Start of Listed records

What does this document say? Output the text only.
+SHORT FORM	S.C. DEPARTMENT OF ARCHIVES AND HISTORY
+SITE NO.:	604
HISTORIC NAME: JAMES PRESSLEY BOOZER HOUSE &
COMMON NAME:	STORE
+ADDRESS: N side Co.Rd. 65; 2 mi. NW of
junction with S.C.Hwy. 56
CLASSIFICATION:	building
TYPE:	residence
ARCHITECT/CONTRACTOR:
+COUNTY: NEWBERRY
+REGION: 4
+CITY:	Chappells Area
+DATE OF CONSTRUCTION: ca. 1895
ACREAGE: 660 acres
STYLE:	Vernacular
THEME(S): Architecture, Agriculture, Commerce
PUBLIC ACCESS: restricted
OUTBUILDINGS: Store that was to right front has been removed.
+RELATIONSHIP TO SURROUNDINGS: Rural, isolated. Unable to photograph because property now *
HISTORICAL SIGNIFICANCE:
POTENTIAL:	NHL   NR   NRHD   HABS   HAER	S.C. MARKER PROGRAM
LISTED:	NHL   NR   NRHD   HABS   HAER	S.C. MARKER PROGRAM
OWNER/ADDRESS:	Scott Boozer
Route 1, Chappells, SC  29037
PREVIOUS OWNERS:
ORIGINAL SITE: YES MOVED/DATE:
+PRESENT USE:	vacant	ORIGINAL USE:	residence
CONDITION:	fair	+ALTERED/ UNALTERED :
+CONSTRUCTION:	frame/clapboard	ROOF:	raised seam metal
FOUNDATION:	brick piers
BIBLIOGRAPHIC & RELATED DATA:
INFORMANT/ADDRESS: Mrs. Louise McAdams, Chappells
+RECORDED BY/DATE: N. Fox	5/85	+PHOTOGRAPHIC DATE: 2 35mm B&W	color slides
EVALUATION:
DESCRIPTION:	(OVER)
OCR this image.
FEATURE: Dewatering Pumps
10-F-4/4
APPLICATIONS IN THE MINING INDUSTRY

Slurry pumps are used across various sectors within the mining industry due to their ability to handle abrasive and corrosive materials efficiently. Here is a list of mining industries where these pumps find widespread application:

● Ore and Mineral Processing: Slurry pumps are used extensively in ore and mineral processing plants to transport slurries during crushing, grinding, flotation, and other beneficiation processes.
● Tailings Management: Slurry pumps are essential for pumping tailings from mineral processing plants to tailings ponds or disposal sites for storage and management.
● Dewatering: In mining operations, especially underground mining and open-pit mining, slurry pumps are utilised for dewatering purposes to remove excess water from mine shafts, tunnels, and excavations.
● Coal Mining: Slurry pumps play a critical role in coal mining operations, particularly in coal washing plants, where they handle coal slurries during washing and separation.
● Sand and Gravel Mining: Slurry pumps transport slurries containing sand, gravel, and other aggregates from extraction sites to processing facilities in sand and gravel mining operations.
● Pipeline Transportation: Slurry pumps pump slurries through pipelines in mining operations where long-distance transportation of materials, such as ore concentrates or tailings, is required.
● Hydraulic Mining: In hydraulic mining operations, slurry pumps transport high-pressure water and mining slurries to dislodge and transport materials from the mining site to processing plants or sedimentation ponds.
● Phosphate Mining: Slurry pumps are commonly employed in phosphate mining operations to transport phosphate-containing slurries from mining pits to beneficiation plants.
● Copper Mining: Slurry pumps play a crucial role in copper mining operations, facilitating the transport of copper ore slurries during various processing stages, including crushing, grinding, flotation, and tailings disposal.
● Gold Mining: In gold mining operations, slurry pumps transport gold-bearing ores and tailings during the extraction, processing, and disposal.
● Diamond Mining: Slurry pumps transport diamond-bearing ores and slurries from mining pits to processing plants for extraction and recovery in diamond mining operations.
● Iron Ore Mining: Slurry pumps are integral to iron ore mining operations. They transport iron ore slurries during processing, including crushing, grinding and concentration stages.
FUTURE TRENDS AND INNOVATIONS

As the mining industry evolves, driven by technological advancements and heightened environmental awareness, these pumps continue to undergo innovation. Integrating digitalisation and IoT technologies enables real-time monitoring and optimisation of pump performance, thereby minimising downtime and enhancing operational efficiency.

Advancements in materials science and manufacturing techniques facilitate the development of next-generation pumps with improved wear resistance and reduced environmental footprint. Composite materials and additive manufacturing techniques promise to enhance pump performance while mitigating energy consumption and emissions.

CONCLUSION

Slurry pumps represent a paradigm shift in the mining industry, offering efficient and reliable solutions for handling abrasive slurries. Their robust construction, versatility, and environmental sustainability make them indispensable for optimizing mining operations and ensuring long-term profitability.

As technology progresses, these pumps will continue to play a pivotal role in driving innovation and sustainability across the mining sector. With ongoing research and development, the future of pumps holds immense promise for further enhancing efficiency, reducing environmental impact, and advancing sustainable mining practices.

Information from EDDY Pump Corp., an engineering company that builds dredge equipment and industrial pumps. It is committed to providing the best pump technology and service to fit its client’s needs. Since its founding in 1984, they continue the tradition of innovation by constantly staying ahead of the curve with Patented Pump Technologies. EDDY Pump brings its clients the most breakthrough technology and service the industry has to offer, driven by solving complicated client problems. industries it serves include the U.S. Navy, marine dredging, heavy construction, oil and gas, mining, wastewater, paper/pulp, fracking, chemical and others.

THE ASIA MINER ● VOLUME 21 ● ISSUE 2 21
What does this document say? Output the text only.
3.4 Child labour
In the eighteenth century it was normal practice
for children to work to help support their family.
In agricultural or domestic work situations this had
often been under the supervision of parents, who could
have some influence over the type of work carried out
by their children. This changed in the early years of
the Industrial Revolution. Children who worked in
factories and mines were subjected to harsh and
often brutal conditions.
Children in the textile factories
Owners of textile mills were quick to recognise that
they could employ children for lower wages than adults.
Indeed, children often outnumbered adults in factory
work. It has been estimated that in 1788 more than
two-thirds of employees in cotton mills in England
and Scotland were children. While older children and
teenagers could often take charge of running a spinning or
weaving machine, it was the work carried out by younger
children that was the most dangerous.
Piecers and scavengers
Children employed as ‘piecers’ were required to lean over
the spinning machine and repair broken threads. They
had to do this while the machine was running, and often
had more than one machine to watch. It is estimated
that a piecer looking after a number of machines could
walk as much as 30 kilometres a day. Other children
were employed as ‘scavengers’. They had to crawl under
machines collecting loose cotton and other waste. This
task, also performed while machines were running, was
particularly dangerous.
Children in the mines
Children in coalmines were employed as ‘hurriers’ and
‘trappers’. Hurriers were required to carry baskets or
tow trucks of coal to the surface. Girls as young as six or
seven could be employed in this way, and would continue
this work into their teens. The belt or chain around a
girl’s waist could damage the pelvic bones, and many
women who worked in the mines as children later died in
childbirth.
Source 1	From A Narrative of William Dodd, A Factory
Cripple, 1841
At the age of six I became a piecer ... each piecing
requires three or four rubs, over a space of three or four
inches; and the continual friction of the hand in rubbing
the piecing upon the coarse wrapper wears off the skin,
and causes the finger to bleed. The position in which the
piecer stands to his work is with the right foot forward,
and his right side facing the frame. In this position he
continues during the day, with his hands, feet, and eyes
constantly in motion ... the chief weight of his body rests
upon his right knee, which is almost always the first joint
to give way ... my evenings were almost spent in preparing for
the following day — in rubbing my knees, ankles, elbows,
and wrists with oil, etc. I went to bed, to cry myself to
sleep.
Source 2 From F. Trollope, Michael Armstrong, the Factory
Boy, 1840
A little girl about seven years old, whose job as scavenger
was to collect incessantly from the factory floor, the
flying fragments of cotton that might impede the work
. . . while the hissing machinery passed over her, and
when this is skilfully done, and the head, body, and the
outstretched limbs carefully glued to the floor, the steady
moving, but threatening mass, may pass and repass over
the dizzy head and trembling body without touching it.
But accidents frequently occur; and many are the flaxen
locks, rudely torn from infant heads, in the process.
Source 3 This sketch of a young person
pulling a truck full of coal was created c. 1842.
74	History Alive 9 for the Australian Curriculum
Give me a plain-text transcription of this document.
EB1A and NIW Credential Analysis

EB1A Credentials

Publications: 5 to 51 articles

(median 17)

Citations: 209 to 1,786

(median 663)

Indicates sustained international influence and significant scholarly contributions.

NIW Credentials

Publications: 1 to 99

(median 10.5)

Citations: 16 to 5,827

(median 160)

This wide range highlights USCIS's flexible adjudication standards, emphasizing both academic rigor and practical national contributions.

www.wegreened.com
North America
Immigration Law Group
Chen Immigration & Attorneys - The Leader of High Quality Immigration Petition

End of Listed records

**What the task requires**:
Quote the line that contains "Give me a plain-text" and each line after it through the end of the data, exactly, leaving out everything else.

**Complete response**:
Give me a plain-text transcription of this document.
EB1A and NIW Credential Analysis

EB1A Credentials

Publications: 5 to 51 articles

(median 17)

Citations: 209 to 1,786

(median 663)

Indicates sustained international influence and significant scholarly contributions.

NIW Credentials

Publications: 1 to 99

(median 10.5)

Citations: 16 to 5,827

(median 160)

This wide range highlights USCIS's flexible adjudication standards, emphasizing both academic rigor and practical national contributions.

www.wegreened.com
North America
Immigration Law Group
Chen Immigration & Attorneys - The Leader of High Quality Immigration Petition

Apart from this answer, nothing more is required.